*The request*: Extract all lines from the data beneath that include the word "metres".

Figure record extracts
▬▬▬

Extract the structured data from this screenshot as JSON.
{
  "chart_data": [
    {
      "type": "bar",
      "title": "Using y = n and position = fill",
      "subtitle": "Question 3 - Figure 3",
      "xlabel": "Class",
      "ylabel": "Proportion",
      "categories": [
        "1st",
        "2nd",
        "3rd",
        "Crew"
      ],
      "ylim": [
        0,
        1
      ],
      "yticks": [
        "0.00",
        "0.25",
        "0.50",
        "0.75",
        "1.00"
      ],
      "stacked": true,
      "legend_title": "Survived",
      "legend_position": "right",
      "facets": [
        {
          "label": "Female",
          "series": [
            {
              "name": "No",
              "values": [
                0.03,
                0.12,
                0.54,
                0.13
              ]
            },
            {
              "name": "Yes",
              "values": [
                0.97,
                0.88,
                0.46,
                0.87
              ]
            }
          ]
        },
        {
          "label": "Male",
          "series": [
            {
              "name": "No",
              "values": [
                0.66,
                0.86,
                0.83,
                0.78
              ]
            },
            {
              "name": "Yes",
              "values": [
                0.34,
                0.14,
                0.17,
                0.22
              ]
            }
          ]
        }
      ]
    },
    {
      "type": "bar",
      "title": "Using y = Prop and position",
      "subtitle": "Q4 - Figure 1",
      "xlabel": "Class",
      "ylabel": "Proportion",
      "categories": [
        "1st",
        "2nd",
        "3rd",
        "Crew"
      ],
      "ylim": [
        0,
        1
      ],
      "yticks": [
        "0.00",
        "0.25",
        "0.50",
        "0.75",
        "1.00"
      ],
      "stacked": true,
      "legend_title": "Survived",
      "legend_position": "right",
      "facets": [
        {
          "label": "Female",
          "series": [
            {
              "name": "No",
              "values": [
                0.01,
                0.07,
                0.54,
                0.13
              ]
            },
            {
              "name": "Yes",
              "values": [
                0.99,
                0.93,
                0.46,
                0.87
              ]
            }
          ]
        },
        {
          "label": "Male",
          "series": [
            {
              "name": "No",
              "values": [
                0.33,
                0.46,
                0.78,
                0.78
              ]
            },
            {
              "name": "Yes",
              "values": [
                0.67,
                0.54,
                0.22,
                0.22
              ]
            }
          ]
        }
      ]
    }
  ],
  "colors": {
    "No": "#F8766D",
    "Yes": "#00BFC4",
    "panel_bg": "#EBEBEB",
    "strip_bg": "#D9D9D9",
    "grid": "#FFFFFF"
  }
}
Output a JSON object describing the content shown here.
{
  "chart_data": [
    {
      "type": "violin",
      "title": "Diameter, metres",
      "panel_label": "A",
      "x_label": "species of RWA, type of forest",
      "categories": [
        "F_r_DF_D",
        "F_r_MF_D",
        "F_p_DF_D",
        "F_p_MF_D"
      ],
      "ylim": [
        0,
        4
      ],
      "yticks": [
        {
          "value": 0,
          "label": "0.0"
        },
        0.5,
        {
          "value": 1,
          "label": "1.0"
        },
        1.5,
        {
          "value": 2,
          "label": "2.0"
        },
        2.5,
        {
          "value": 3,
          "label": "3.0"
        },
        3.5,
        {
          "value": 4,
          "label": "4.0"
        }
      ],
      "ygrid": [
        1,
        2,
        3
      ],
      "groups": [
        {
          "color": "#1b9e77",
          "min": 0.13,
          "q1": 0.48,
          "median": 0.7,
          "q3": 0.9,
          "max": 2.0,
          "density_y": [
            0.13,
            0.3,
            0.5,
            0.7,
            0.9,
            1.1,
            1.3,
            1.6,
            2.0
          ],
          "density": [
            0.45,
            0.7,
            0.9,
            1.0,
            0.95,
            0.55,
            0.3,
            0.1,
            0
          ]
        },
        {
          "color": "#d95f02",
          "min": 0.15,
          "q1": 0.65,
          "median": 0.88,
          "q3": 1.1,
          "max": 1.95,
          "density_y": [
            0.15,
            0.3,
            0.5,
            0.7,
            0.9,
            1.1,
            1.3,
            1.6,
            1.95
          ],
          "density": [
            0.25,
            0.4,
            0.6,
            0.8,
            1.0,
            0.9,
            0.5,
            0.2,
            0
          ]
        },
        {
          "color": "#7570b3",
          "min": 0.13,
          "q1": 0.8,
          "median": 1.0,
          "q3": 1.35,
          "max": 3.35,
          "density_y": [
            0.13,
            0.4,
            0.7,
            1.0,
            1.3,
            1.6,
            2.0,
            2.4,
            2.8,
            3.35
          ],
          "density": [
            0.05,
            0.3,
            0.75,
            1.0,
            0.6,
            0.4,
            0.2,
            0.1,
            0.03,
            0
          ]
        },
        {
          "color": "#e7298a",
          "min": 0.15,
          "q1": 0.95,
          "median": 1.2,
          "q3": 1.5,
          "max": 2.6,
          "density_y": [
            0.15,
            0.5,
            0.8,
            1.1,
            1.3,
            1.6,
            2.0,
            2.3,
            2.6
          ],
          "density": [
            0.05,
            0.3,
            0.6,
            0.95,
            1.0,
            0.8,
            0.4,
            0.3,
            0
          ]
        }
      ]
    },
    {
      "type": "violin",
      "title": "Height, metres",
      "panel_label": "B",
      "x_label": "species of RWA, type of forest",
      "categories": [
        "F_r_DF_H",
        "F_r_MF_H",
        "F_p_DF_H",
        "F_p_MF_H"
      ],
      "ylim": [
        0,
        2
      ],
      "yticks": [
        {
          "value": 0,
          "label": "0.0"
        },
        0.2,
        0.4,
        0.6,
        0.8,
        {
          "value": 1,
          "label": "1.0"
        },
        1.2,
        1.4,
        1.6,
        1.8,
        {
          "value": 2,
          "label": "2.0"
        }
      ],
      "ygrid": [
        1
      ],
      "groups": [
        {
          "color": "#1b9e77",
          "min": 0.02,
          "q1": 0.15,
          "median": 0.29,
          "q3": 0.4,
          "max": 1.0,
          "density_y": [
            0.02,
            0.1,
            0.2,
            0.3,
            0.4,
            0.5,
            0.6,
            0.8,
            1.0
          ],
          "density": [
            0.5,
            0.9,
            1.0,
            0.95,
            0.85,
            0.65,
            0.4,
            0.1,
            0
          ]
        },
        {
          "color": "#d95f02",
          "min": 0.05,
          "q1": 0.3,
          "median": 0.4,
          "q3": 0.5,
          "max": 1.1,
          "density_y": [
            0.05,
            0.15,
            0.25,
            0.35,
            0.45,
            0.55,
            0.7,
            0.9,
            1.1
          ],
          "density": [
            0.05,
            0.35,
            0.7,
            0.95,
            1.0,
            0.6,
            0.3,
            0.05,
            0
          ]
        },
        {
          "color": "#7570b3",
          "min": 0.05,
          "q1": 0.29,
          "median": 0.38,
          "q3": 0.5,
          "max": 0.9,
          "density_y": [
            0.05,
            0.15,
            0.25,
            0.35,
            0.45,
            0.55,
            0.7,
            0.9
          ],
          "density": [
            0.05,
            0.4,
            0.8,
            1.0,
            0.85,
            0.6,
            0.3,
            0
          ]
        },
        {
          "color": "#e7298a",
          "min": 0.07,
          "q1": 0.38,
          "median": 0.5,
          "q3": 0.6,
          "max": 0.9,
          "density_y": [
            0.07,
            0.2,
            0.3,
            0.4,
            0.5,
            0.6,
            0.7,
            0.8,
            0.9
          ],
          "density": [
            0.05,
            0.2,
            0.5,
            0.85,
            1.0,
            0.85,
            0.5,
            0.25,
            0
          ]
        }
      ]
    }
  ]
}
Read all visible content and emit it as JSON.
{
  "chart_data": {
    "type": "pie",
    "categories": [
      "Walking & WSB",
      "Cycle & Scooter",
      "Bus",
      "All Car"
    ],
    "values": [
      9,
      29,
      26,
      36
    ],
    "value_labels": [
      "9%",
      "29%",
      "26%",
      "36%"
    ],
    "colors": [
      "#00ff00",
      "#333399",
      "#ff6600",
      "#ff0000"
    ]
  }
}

▬▬▬

*In response*:
      "title": "Diameter, metres",
      "title": "Height, metres",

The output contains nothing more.